Work to complete - Note how many lines contain "JSON" and give that number, with nothing else.

Extracts from a graphics dataset:
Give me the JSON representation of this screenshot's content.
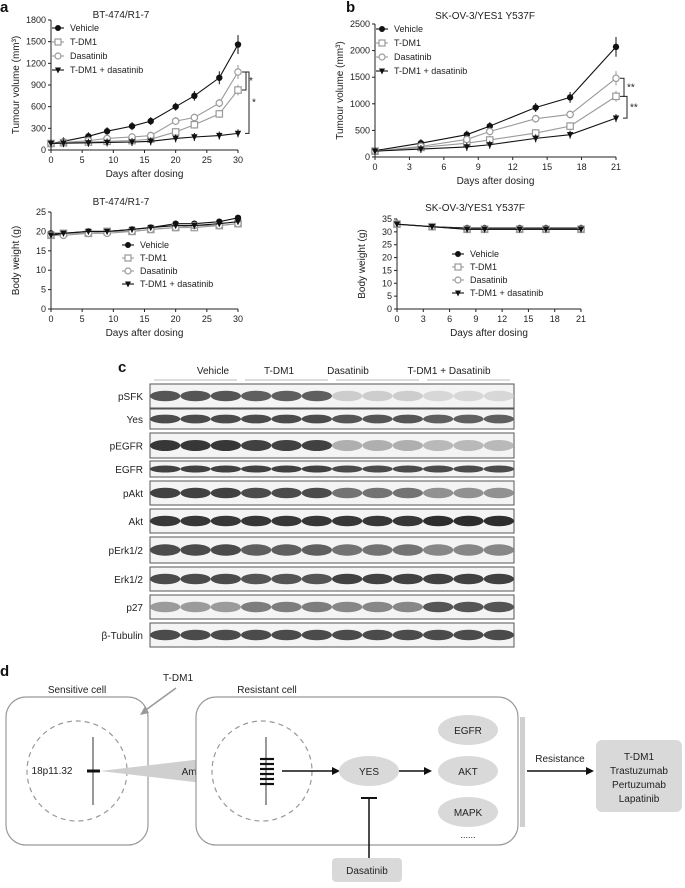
{
  "panel_letters": [
    "a",
    "b",
    "c",
    "d"
  ],
  "chart_data": [
    {
      "type": "line",
      "title": "BT-474/R1-7",
      "xlabel": "Days after dosing",
      "ylabel": "Tumour volume (mm³)",
      "xlim": [
        0,
        30
      ],
      "ylim": [
        0,
        1800
      ],
      "xticks": [
        0,
        5,
        10,
        15,
        20,
        25,
        30
      ],
      "yticks": [
        0,
        300,
        600,
        900,
        1200,
        1500,
        1800
      ],
      "legend_position": "top-left",
      "x": [
        0,
        2,
        6,
        9,
        13,
        16,
        20,
        23,
        27,
        30
      ],
      "series": [
        {
          "name": "Vehicle",
          "marker": "circle-filled",
          "color": "#111111",
          "values": [
            90,
            120,
            190,
            260,
            330,
            400,
            600,
            750,
            1000,
            1460
          ]
        },
        {
          "name": "T-DM1",
          "marker": "square-open",
          "color": "#9a9a9a",
          "values": [
            90,
            100,
            110,
            120,
            130,
            150,
            250,
            350,
            500,
            830
          ]
        },
        {
          "name": "Dasatinib",
          "marker": "circle-open",
          "color": "#9a9a9a",
          "values": [
            90,
            105,
            130,
            160,
            180,
            200,
            400,
            450,
            650,
            1080
          ]
        },
        {
          "name": "T-DM1 + dasatinib",
          "marker": "triangle-down-filled",
          "color": "#111111",
          "values": [
            90,
            95,
            100,
            105,
            110,
            120,
            160,
            180,
            200,
            230
          ]
        }
      ],
      "annotations": [
        "*",
        "*"
      ]
    },
    {
      "type": "line",
      "title": "BT-474/R1-7",
      "xlabel": "Days after dosing",
      "ylabel": "Body weight (g)",
      "xlim": [
        0,
        30
      ],
      "ylim": [
        0,
        25
      ],
      "xticks": [
        0,
        5,
        10,
        15,
        20,
        25,
        30
      ],
      "yticks": [
        0,
        5,
        10,
        15,
        20,
        25
      ],
      "legend_position": "bottom-right",
      "x": [
        0,
        2,
        6,
        9,
        13,
        16,
        20,
        23,
        27,
        30
      ],
      "series": [
        {
          "name": "Vehicle",
          "marker": "circle-filled",
          "color": "#111111",
          "values": [
            19.5,
            19.5,
            20,
            20,
            20.5,
            21,
            22,
            22,
            22.5,
            23.5
          ]
        },
        {
          "name": "T-DM1",
          "marker": "square-open",
          "color": "#9a9a9a",
          "values": [
            19,
            19.5,
            19.5,
            20,
            20,
            20.5,
            21,
            21,
            21.5,
            22
          ]
        },
        {
          "name": "Dasatinib",
          "marker": "circle-open",
          "color": "#9a9a9a",
          "values": [
            19,
            19,
            19.5,
            19.5,
            20,
            20.5,
            21,
            21.5,
            21.5,
            22
          ]
        },
        {
          "name": "T-DM1 + dasatinib",
          "marker": "triangle-down-filled",
          "color": "#111111",
          "values": [
            19,
            19.5,
            20,
            20,
            20.5,
            21,
            21.5,
            21.5,
            22,
            22.5
          ]
        }
      ]
    },
    {
      "type": "line",
      "title": "SK-OV-3/YES1 Y537F",
      "xlabel": "Days after dosing",
      "ylabel": "Tumour volume (mm³)",
      "xlim": [
        0,
        21
      ],
      "ylim": [
        0,
        2500
      ],
      "xticks": [
        0,
        3,
        6,
        9,
        12,
        15,
        18,
        21
      ],
      "yticks": [
        0,
        500,
        1000,
        1500,
        2000,
        2500
      ],
      "legend_position": "top-left",
      "x": [
        0,
        4,
        8,
        10,
        14,
        17,
        21
      ],
      "series": [
        {
          "name": "Vehicle",
          "marker": "circle-filled",
          "color": "#111111",
          "values": [
            120,
            260,
            420,
            580,
            930,
            1120,
            2070
          ]
        },
        {
          "name": "T-DM1",
          "marker": "square-open",
          "color": "#9a9a9a",
          "values": [
            110,
            180,
            260,
            320,
            450,
            580,
            1140
          ]
        },
        {
          "name": "Dasatinib",
          "marker": "circle-open",
          "color": "#9a9a9a",
          "values": [
            110,
            200,
            330,
            480,
            720,
            800,
            1480
          ]
        },
        {
          "name": "T-DM1 + dasatinib",
          "marker": "triangle-down-filled",
          "color": "#111111",
          "values": [
            110,
            150,
            190,
            230,
            350,
            420,
            730
          ]
        }
      ],
      "annotations": [
        "**",
        "**"
      ]
    },
    {
      "type": "line",
      "title": "SK-OV-3/YES1 Y537F",
      "xlabel": "Days after dosing",
      "ylabel": "Body weight (g)",
      "xlim": [
        0,
        21
      ],
      "ylim": [
        0,
        35
      ],
      "xticks": [
        0,
        3,
        6,
        9,
        12,
        15,
        18,
        21
      ],
      "yticks": [
        0,
        5,
        10,
        15,
        20,
        25,
        30,
        35
      ],
      "legend_position": "bottom-right",
      "x": [
        0,
        4,
        8,
        10,
        14,
        17,
        21
      ],
      "series": [
        {
          "name": "Vehicle",
          "marker": "circle-filled",
          "color": "#111111",
          "values": [
            33,
            32,
            31.5,
            31.5,
            31.5,
            31.5,
            31.5
          ]
        },
        {
          "name": "T-DM1",
          "marker": "square-open",
          "color": "#9a9a9a",
          "values": [
            33,
            32,
            31,
            31,
            31,
            31,
            31
          ]
        },
        {
          "name": "Dasatinib",
          "marker": "circle-open",
          "color": "#9a9a9a",
          "values": [
            33,
            32,
            31,
            31,
            31,
            31,
            31
          ]
        },
        {
          "name": "T-DM1 + dasatinib",
          "marker": "triangle-down-filled",
          "color": "#111111",
          "values": [
            33,
            32,
            31,
            31,
            31,
            31,
            31
          ]
        }
      ]
    }
  ],
  "western_blot": {
    "groups": [
      "Vehicle",
      "T-DM1",
      "Dasatinib",
      "T-DM1 + Dasatinib"
    ],
    "rows": [
      "pSFK",
      "Yes",
      "pEGFR",
      "EGFR",
      "pAkt",
      "Akt",
      "pErk1/2",
      "Erk1/2",
      "p27",
      "β-Tubulin"
    ]
  },
  "schematic": {
    "sensitive_cell": "Sensitive cell",
    "tdm1_label": "T-DM1",
    "resistant_cell": "Resistant cell",
    "locus": "18p11.32",
    "amplification": "Amplification",
    "yes": "YES",
    "targets": [
      "EGFR",
      "AKT",
      "MAPK",
      "......"
    ],
    "resistance": "Resistance",
    "drugs": [
      "T-DM1",
      "Trastuzumab",
      "Pertuzumab",
      "Lapatinib"
    ],
    "inhibitor": "Dasatinib"
  }
}
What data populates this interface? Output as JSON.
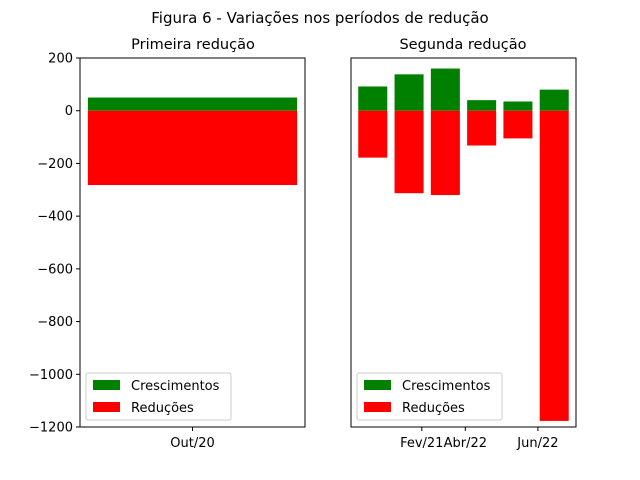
{
  "figure_title": "Figura 6 - Variações nos períodos de redução",
  "colors": {
    "growth": "#008000",
    "reduction": "#ff0000",
    "axis": "#000000"
  },
  "chart_data": [
    {
      "type": "bar",
      "title": "Primeira redução",
      "stacked": true,
      "ylim": [
        -1200,
        200
      ],
      "yticks": [
        200,
        0,
        -200,
        -400,
        -600,
        -800,
        -1000,
        -1200
      ],
      "ytick_labels": [
        "200",
        "0",
        "−200",
        "−400",
        "−600",
        "−800",
        "−1000",
        "−1200"
      ],
      "xticks": [
        {
          "x": 0,
          "label": "Out/20"
        }
      ],
      "xlim": [
        -0.5,
        0.5
      ],
      "bar_width": 0.93,
      "series": [
        {
          "name": "Crescimentos",
          "color": "#008000",
          "points": [
            {
              "x": 0,
              "value": 50
            }
          ]
        },
        {
          "name": "Reduções",
          "color": "#ff0000",
          "points": [
            {
              "x": 0,
              "value": -282
            }
          ]
        }
      ],
      "legend": {
        "position": "lower left",
        "entries": [
          "Crescimentos",
          "Reduções"
        ]
      }
    },
    {
      "type": "bar",
      "title": "Segunda redução",
      "stacked": true,
      "ylim": [
        -1200,
        200
      ],
      "xlim": [
        -0.6,
        5.6
      ],
      "bar_width": 0.8,
      "xticks": [
        {
          "x": 1.35,
          "label": "Fev/21"
        },
        {
          "x": 2.55,
          "label": "Abr/22"
        },
        {
          "x": 4.55,
          "label": "Jun/22"
        }
      ],
      "series": [
        {
          "name": "Crescimentos",
          "color": "#008000",
          "points": [
            {
              "x": 0,
              "value": 92
            },
            {
              "x": 1,
              "value": 138
            },
            {
              "x": 2,
              "value": 160
            },
            {
              "x": 3,
              "value": 40
            },
            {
              "x": 4,
              "value": 35
            },
            {
              "x": 5,
              "value": 80
            }
          ]
        },
        {
          "name": "Reduções",
          "color": "#ff0000",
          "points": [
            {
              "x": 0,
              "value": -178
            },
            {
              "x": 1,
              "value": -313
            },
            {
              "x": 2,
              "value": -320
            },
            {
              "x": 3,
              "value": -132
            },
            {
              "x": 4,
              "value": -105
            },
            {
              "x": 5,
              "value": -1177
            }
          ]
        }
      ],
      "legend": {
        "position": "lower left",
        "entries": [
          "Crescimentos",
          "Reduções"
        ]
      }
    }
  ]
}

Response to this task - 2